• _Requirements_
Repeat each record below exactly, dropping the pictures.

══ Entries

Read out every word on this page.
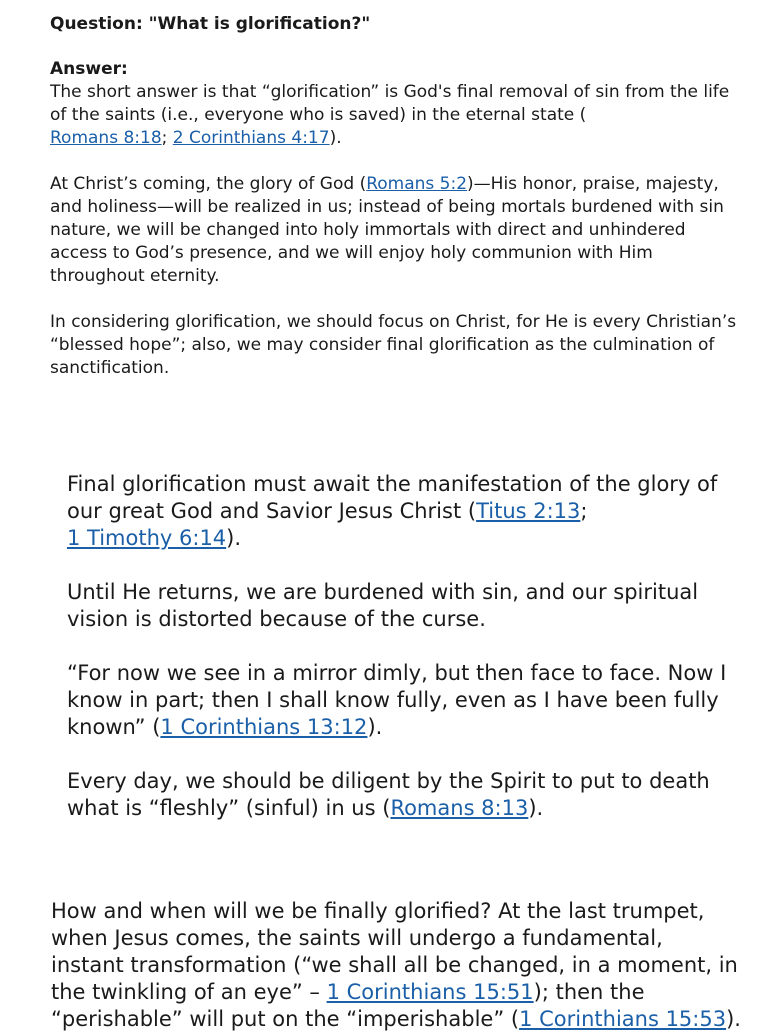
Question: "What is glorification?"

Answer:

The short answer is that “glorification” is God's final removal of sin from the life of the saints (i.e., everyone who is saved) in the eternal state (
Romans 8:18; 2 Corinthians 4:17).

At Christ’s coming, the glory of God (Romans 5:2)—His honor, praise, majesty, and holiness—will be realized in us; instead of being mortals burdened with sin nature, we will be changed into holy immortals with direct and unhindered access to God’s presence, and we will enjoy holy communion with Him throughout eternity.

In considering glorification, we should focus on Christ, for He is every Christian’s “blessed hope”; also, we may consider final glorification as the culmination of sanctification.

Final glorification must await the manifestation of the glory of our great God and Savior Jesus Christ (Titus 2:13;
1 Timothy 6:14).

Until He returns, we are burdened with sin, and our spiritual vision is distorted because of the curse.

“For now we see in a mirror dimly, but then face to face. Now I know in part; then I shall know fully, even as I have been fully known” (1 Corinthians 13:12).

Every day, we should be diligent by the Spirit to put to death what is “fleshly” (sinful) in us (Romans 8:13).

How and when will we be finally glorified? At the last trumpet, when Jesus comes, the saints will undergo a fundamental, instant transformation (“we shall all be changed, in a moment, in the twinkling of an eye” – 1 Corinthians 15:51); then the “perishable” will put on the “imperishable” (1 Corinthians 15:53).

════

• _Result of the task_
Read out every word on this page.
Question: "What is glorification?"

Answer:

The short answer is that “glorification” is God's final removal of sin from the life of the saints (i.e., everyone who is saved) in the eternal state (
Romans 8:18; 2 Corinthians 4:17).

At Christ’s coming, the glory of God (Romans 5:2)—His honor, praise, majesty, and holiness—will be realized in us; instead of being mortals burdened with sin nature, we will be changed into holy immortals with direct and unhindered access to God’s presence, and we will enjoy holy communion with Him throughout eternity.

In considering glorification, we should focus on Christ, for He is every Christian’s “blessed hope”; also, we may consider final glorification as the culmination of sanctification.

Final glorification must await the manifestation of the glory of our great God and Savior Jesus Christ (Titus 2:13;
1 Timothy 6:14).

Until He returns, we are burdened with sin, and our spiritual vision is distorted because of the curse.

“For now we see in a mirror dimly, but then face to face. Now I know in part; then I shall know fully, even as I have been fully known” (1 Corinthians 13:12).

Every day, we should be diligent by the Spirit to put to death what is “fleshly” (sinful) in us (Romans 8:13).

How and when will we be finally glorified? At the last trumpet, when Jesus comes, the saints will undergo a fundamental, instant transformation (“we shall all be changed, in a moment, in the twinkling of an eye” – 1 Corinthians 15:51); then the “perishable” will put on the “imperishable” (1 Corinthians 15:53).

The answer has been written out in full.